◆ **EXERCISE OBJECTIVE**
Pick out all lines of the entries that include the word "Read" and copy them.

================================

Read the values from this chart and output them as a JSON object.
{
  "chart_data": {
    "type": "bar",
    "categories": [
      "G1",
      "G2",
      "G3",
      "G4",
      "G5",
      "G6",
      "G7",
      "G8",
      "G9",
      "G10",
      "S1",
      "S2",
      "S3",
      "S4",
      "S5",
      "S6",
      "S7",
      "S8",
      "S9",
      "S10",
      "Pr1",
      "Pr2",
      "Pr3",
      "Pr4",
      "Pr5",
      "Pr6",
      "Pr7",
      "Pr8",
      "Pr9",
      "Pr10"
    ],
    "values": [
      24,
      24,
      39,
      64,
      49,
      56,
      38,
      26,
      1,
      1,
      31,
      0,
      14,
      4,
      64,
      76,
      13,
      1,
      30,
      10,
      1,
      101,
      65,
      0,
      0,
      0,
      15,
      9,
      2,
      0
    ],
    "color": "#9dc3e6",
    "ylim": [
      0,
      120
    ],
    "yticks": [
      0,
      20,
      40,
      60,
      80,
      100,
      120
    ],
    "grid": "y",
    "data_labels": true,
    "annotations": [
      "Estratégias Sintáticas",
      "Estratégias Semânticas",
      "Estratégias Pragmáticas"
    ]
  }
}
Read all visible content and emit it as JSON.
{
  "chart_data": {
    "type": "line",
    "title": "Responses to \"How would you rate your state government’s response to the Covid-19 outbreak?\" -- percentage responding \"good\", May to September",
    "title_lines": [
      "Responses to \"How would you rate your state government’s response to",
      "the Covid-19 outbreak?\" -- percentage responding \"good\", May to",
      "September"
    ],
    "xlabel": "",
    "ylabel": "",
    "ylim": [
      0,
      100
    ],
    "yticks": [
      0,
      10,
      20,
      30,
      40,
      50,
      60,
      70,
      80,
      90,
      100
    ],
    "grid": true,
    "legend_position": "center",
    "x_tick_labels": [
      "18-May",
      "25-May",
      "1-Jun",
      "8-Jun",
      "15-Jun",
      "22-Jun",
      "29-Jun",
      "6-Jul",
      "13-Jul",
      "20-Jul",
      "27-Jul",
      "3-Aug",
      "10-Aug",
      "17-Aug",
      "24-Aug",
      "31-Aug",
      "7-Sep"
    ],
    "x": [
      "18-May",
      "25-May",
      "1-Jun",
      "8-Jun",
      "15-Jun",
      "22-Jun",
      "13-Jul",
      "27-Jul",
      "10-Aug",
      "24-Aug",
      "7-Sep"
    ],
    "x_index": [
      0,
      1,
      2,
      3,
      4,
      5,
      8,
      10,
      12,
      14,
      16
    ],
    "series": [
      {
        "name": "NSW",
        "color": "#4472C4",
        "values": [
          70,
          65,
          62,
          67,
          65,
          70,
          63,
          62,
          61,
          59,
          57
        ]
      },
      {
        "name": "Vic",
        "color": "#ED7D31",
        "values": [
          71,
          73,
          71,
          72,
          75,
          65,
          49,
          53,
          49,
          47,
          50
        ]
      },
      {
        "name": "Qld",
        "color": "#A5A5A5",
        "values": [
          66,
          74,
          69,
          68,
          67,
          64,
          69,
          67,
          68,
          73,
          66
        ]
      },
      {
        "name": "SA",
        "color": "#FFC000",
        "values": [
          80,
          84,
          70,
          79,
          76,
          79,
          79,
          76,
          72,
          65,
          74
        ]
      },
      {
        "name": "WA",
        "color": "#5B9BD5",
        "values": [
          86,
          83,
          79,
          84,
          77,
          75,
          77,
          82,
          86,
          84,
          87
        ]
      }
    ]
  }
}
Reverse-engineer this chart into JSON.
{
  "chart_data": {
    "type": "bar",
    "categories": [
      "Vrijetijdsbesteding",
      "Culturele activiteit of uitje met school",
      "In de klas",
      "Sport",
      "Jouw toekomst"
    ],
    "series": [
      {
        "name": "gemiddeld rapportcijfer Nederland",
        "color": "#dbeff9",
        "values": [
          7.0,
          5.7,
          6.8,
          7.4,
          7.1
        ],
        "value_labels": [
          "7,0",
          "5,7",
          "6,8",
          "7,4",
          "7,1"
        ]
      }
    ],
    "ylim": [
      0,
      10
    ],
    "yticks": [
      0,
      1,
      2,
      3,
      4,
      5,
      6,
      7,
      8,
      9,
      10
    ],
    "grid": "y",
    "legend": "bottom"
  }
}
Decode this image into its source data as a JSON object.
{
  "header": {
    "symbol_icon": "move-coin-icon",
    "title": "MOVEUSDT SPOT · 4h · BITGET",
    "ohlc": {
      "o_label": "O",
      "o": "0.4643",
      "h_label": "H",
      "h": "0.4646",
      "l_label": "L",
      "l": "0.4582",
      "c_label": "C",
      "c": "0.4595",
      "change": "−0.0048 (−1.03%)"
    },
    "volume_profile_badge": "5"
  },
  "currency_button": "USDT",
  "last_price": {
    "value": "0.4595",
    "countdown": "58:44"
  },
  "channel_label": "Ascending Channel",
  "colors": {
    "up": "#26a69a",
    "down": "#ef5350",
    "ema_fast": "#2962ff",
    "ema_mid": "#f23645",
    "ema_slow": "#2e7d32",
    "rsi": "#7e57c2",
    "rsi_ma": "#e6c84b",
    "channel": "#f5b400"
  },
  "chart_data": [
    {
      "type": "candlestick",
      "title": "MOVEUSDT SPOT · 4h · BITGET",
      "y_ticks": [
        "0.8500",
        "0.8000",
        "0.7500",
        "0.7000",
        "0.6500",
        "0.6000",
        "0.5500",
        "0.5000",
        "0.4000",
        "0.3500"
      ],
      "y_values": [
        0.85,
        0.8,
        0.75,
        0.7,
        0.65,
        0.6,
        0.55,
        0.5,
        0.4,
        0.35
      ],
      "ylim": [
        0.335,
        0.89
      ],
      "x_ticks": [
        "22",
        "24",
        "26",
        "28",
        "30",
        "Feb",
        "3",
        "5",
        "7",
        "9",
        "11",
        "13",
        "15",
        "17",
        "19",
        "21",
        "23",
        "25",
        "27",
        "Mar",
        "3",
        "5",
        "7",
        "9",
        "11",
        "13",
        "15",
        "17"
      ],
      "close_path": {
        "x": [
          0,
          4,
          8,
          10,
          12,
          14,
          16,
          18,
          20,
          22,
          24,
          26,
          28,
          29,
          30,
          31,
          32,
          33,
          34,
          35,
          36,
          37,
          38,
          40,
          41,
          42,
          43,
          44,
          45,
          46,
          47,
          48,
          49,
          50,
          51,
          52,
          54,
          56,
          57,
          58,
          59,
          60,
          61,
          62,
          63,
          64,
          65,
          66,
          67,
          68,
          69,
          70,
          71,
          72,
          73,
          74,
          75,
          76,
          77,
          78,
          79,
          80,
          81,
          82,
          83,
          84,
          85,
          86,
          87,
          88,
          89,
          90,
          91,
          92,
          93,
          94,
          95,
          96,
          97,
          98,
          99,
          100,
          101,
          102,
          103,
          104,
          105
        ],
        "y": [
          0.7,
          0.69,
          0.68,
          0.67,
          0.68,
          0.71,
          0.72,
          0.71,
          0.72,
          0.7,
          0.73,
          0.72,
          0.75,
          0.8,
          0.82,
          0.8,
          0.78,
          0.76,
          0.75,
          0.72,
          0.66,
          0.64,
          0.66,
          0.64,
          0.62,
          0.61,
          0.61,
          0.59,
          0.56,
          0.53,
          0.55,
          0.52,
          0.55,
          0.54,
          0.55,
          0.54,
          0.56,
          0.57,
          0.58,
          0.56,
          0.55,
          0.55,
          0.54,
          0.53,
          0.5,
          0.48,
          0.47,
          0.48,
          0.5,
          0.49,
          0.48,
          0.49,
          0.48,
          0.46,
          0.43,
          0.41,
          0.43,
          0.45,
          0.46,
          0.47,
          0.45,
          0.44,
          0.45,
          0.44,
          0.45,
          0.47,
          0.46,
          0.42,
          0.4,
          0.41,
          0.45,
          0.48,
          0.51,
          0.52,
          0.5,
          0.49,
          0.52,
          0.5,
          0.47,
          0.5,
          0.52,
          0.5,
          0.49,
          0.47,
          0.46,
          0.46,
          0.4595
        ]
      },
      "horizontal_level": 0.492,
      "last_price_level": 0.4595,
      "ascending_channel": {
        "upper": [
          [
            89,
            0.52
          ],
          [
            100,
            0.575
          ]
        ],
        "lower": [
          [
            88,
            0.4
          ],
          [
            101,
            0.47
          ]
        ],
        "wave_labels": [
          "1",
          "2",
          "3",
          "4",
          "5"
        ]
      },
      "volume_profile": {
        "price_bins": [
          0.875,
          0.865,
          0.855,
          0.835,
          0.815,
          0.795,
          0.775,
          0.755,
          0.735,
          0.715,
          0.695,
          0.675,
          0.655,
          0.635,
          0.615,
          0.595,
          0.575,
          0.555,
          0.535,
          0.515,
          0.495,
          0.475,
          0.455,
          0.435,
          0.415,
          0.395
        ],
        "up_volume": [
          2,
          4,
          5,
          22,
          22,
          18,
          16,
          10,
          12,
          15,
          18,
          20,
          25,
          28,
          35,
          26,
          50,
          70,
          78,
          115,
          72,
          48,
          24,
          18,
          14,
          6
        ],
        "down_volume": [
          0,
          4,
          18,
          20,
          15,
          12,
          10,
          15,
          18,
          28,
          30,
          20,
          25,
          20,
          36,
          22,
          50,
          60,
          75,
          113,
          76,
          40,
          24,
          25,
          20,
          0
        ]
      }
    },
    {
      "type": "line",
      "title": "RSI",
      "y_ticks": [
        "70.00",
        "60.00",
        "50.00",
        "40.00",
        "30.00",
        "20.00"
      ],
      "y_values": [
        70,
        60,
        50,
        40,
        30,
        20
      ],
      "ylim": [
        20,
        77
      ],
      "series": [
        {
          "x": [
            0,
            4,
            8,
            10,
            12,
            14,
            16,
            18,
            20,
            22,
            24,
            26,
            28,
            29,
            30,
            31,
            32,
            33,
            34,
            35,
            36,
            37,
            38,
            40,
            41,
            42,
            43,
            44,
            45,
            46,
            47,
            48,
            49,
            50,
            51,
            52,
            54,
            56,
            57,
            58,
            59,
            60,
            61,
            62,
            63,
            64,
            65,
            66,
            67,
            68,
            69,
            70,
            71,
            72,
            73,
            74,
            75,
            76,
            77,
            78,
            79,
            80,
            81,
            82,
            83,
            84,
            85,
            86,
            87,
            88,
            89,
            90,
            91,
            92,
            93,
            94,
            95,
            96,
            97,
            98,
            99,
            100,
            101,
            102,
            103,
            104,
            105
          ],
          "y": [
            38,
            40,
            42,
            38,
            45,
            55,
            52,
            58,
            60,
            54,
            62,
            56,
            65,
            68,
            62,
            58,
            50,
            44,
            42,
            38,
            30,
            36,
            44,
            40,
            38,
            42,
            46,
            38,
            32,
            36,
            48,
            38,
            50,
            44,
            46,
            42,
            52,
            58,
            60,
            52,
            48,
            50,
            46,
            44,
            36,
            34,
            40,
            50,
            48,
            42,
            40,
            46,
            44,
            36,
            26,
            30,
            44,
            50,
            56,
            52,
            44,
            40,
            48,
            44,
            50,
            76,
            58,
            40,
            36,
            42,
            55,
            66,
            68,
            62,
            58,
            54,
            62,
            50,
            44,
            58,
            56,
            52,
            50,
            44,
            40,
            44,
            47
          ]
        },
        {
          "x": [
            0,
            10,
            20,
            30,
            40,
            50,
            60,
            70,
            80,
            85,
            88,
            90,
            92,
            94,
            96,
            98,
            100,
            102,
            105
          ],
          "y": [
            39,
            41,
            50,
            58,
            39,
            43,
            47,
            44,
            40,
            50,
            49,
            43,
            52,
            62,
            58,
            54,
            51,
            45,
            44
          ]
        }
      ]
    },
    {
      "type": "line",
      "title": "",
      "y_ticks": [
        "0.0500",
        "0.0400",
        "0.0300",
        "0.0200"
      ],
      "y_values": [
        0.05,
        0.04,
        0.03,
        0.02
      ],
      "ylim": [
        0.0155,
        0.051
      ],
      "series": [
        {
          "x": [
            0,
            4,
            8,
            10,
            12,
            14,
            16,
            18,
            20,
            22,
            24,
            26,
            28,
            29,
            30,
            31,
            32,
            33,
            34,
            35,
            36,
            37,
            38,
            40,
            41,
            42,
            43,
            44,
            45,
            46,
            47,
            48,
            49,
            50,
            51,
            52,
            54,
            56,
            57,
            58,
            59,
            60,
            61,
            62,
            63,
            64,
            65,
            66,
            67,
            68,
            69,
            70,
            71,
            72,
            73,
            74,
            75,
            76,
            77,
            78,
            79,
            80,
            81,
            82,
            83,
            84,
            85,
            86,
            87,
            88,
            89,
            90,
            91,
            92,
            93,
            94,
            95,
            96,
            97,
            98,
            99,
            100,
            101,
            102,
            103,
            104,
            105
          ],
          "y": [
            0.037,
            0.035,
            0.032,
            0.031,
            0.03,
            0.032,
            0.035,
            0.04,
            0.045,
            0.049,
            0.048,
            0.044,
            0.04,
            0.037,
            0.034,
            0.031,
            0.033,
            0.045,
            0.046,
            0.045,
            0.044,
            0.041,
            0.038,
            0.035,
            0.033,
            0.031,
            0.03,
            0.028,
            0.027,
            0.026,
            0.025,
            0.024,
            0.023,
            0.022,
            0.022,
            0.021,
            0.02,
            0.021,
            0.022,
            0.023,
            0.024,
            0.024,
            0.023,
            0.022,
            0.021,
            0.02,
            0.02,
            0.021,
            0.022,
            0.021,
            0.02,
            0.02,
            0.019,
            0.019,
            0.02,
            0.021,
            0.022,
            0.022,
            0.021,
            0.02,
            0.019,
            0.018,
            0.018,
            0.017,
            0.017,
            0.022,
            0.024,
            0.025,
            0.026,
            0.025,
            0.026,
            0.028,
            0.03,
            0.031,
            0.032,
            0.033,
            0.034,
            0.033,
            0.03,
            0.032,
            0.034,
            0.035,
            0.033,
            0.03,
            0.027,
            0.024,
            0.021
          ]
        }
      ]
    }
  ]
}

================================

◆ **REPLY**
Read the values from this chart and output them as a JSON object.
Read all visible content and emit it as JSON.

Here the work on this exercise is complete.